= AIM OF THE TASK =
Reproduce this listing in full.
EXCERPTED DATA start
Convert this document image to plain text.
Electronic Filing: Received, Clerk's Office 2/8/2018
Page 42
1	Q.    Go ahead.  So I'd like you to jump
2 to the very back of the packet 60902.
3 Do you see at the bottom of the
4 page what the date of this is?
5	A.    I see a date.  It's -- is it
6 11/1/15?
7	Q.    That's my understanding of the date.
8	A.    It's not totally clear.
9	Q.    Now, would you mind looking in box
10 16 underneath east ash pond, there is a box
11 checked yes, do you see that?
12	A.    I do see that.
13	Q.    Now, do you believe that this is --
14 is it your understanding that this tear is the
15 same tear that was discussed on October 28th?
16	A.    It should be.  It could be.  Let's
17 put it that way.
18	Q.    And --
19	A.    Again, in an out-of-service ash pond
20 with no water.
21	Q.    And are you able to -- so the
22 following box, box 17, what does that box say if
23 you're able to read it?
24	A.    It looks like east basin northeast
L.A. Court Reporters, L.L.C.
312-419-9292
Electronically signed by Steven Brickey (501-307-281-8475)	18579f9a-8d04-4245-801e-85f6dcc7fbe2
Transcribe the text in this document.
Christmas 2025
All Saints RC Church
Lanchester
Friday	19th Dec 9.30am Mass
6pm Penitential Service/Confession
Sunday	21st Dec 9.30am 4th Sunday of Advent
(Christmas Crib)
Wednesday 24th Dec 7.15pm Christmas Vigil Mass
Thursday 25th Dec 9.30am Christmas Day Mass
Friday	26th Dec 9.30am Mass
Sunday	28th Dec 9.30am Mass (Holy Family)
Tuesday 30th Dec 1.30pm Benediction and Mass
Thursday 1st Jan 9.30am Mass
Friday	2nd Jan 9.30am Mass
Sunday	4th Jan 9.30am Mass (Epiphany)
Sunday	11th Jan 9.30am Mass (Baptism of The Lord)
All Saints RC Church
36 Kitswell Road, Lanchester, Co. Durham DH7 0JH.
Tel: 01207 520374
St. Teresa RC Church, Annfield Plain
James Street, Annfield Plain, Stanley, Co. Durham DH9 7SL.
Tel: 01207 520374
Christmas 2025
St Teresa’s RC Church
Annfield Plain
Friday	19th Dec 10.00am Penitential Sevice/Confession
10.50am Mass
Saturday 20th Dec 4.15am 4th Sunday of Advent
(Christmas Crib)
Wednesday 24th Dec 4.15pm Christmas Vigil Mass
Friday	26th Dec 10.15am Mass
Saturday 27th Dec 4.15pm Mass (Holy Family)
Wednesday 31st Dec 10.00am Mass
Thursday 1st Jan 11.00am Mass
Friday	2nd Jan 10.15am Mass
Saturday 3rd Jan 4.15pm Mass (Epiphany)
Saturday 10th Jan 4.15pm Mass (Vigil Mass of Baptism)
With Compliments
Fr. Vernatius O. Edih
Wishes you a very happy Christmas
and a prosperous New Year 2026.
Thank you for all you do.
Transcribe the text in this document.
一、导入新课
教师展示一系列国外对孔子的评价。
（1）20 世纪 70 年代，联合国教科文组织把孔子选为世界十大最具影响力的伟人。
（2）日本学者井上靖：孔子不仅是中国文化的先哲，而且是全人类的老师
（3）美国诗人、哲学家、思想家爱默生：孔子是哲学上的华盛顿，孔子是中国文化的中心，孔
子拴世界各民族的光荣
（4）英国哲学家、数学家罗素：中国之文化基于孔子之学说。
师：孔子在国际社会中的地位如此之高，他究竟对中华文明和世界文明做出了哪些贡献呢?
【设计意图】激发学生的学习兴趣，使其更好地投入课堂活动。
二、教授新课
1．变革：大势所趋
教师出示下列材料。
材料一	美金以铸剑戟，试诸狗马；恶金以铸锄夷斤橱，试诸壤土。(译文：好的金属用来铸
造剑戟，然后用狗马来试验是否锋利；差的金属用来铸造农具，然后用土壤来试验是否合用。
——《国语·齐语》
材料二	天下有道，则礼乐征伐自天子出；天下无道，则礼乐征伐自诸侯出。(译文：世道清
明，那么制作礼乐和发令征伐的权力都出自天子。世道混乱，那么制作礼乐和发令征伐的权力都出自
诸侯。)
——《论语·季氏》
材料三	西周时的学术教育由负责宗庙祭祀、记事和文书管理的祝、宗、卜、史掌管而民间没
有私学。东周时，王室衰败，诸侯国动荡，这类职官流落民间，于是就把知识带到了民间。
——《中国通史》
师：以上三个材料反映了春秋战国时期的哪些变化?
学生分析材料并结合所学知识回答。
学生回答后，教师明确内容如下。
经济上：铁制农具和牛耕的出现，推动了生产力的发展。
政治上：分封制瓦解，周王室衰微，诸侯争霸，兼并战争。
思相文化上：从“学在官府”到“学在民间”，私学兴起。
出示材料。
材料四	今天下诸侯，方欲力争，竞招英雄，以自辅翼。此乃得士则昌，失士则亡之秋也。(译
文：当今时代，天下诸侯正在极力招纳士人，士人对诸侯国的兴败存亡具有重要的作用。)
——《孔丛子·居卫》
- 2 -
EXCERPTED DATA end
= REPLY TO THE TASK =
Convert this document image to plain text.
Electronic Filing: Received, Clerk's Office 2/8/2018
Page 42
1	Q.    Go ahead.  So I'd like you to jump
2 to the very back of the packet 60902.
3 Do you see at the bottom of the
4 page what the date of this is?
5	A.    I see a date.  It's -- is it
6 11/1/15?
7	Q.    That's my understanding of the date.
8	A.    It's not totally clear.
9	Q.    Now, would you mind looking in box
10 16 underneath east ash pond, there is a box
11 checked yes, do you see that?
12	A.    I do see that.
13	Q.    Now, do you believe that this is --
14 is it your understanding that this tear is the
15 same tear that was discussed on October 28th?
16	A.    It should be.  It could be.  Let's
17 put it that way.
18	Q.    And --
19	A.    Again, in an out-of-service ash pond
20 with no water.
21	Q.    And are you able to -- so the
22 following box, box 17, what does that box say if
23 you're able to read it?
24	A.    It looks like east basin northeast
L.A. Court Reporters, L.L.C.
312-419-9292
Electronically signed by Steven Brickey (501-307-281-8475)	18579f9a-8d04-4245-801e-85f6dcc7fbe2
Transcribe the text in this document.
Christmas 2025
All Saints RC Church
Lanchester
Friday	19th Dec 9.30am Mass
6pm Penitential Service/Confession
Sunday	21st Dec 9.30am 4th Sunday of Advent
(Christmas Crib)
Wednesday 24th Dec 7.15pm Christmas Vigil Mass
Thursday 25th Dec 9.30am Christmas Day Mass
Friday	26th Dec 9.30am Mass
Sunday	28th Dec 9.30am Mass (Holy Family)
Tuesday 30th Dec 1.30pm Benediction and Mass
Thursday 1st Jan 9.30am Mass
Friday	2nd Jan 9.30am Mass
Sunday	4th Jan 9.30am Mass (Epiphany)
Sunday	11th Jan 9.30am Mass (Baptism of The Lord)
All Saints RC Church
36 Kitswell Road, Lanchester, Co. Durham DH7 0JH.
Tel: 01207 520374
St. Teresa RC Church, Annfield Plain
James Street, Annfield Plain, Stanley, Co. Durham DH9 7SL.
Tel: 01207 520374
Christmas 2025
St Teresa’s RC Church
Annfield Plain
Friday	19th Dec 10.00am Penitential Sevice/Confession
10.50am Mass
Saturday 20th Dec 4.15am 4th Sunday of Advent
(Christmas Crib)
Wednesday 24th Dec 4.15pm Christmas Vigil Mass
Friday	26th Dec 10.15am Mass
Saturday 27th Dec 4.15pm Mass (Holy Family)
Wednesday 31st Dec 10.00am Mass
Thursday 1st Jan 11.00am Mass
Friday	2nd Jan 10.15am Mass
Saturday 3rd Jan 4.15pm Mass (Epiphany)
Saturday 10th Jan 4.15pm Mass (Vigil Mass of Baptism)
With Compliments
Fr. Vernatius O. Edih
Wishes you a very happy Christmas
and a prosperous New Year 2026.
Thank you for all you do.
Transcribe the text in this document.
一、导入新课
教师展示一系列国外对孔子的评价。
（1）20 世纪 70 年代，联合国教科文组织把孔子选为世界十大最具影响力的伟人。
（2）日本学者井上靖：孔子不仅是中国文化的先哲，而且是全人类的老师
（3）美国诗人、哲学家、思想家爱默生：孔子是哲学上的华盛顿，孔子是中国文化的中心，孔
子拴世界各民族的光荣
（4）英国哲学家、数学家罗素：中国之文化基于孔子之学说。
师：孔子在国际社会中的地位如此之高，他究竟对中华文明和世界文明做出了哪些贡献呢?
【设计意图】激发学生的学习兴趣，使其更好地投入课堂活动。
二、教授新课
1．变革：大势所趋
教师出示下列材料。
材料一	美金以铸剑戟，试诸狗马；恶金以铸锄夷斤橱，试诸壤土。(译文：好的金属用来铸
造剑戟，然后用狗马来试验是否锋利；差的金属用来铸造农具，然后用土壤来试验是否合用。
——《国语·齐语》
材料二	天下有道，则礼乐征伐自天子出；天下无道，则礼乐征伐自诸侯出。(译文：世道清
明，那么制作礼乐和发令征伐的权力都出自天子。世道混乱，那么制作礼乐和发令征伐的权力都出自
诸侯。)
——《论语·季氏》
材料三	西周时的学术教育由负责宗庙祭祀、记事和文书管理的祝、宗、卜、史掌管而民间没
有私学。东周时，王室衰败，诸侯国动荡，这类职官流落民间，于是就把知识带到了民间。
——《中国通史》
师：以上三个材料反映了春秋战国时期的哪些变化?
学生分析材料并结合所学知识回答。
学生回答后，教师明确内容如下。
经济上：铁制农具和牛耕的出现，推动了生产力的发展。
政治上：分封制瓦解，周王室衰微，诸侯争霸，兼并战争。
思相文化上：从“学在官府”到“学在民间”，私学兴起。
出示材料。
材料四	今天下诸侯，方欲力争，竞招英雄，以自辅翼。此乃得士则昌，失士则亡之秋也。(译
文：当今时代，天下诸侯正在极力招纳士人，士人对诸侯国的兴败存亡具有重要的作用。)
——《孔丛子·居卫》
- 2 -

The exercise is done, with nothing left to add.